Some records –
## BEGIN

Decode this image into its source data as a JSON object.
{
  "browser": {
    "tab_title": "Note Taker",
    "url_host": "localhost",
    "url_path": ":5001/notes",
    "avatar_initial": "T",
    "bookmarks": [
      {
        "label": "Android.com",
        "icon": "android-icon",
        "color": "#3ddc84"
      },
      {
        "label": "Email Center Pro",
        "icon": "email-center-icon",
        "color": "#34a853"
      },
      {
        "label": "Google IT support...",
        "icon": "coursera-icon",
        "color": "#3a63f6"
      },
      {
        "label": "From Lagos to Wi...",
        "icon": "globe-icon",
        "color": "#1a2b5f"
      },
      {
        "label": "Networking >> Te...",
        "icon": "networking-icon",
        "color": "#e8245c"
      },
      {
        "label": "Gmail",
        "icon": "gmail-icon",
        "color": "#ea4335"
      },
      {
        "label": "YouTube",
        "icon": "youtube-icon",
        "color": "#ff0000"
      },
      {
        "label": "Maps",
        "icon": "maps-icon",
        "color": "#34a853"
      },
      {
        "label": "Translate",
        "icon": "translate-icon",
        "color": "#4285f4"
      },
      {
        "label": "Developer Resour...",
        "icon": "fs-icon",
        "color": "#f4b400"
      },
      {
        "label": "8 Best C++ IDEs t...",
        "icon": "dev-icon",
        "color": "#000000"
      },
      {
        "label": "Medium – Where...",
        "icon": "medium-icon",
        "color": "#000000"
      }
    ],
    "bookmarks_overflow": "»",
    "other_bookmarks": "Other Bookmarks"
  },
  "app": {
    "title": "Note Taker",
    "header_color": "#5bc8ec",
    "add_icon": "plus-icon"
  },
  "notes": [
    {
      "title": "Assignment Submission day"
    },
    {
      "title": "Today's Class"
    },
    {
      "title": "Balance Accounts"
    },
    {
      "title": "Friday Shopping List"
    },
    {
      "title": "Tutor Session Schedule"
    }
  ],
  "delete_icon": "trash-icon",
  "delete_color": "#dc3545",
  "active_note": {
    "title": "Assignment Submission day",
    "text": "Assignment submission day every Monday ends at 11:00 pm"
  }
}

## END

What you should do – Set out the complete listing exactly as shown.

Full response –
Decode this image into its source data as a JSON object.
{
  "browser": {
    "tab_title": "Note Taker",
    "url_host": "localhost",
    "url_path": ":5001/notes",
    "avatar_initial": "T",
    "bookmarks": [
      {
        "label": "Android.com",
        "icon": "android-icon",
        "color": "#3ddc84"
      },
      {
        "label": "Email Center Pro",
        "icon": "email-center-icon",
        "color": "#34a853"
      },
      {
        "label": "Google IT support...",
        "icon": "coursera-icon",
        "color": "#3a63f6"
      },
      {
        "label": "From Lagos to Wi...",
        "icon": "globe-icon",
        "color": "#1a2b5f"
      },
      {
        "label": "Networking >> Te...",
        "icon": "networking-icon",
        "color": "#e8245c"
      },
      {
        "label": "Gmail",
        "icon": "gmail-icon",
        "color": "#ea4335"
      },
      {
        "label": "YouTube",
        "icon": "youtube-icon",
        "color": "#ff0000"
      },
      {
        "label": "Maps",
        "icon": "maps-icon",
        "color": "#34a853"
      },
      {
        "label": "Translate",
        "icon": "translate-icon",
        "color": "#4285f4"
      },
      {
        "label": "Developer Resour...",
        "icon": "fs-icon",
        "color": "#f4b400"
      },
      {
        "label": "8 Best C++ IDEs t...",
        "icon": "dev-icon",
        "color": "#000000"
      },
      {
        "label": "Medium – Where...",
        "icon": "medium-icon",
        "color": "#000000"
      }
    ],
    "bookmarks_overflow": "»",
    "other_bookmarks": "Other Bookmarks"
  },
  "app": {
    "title": "Note Taker",
    "header_color": "#5bc8ec",
    "add_icon": "plus-icon"
  },
  "notes": [
    {
      "title": "Assignment Submission day"
    },
    {
      "title": "Today's Class"
    },
    {
      "title": "Balance Accounts"
    },
    {
      "title": "Friday Shopping List"
    },
    {
      "title": "Tutor Session Schedule"
    }
  ],
  "delete_icon": "trash-icon",
  "delete_color": "#dc3545",
  "active_note": {
    "title": "Assignment Submission day",
    "text": "Assignment submission day every Monday ends at 11:00 pm"
  }
}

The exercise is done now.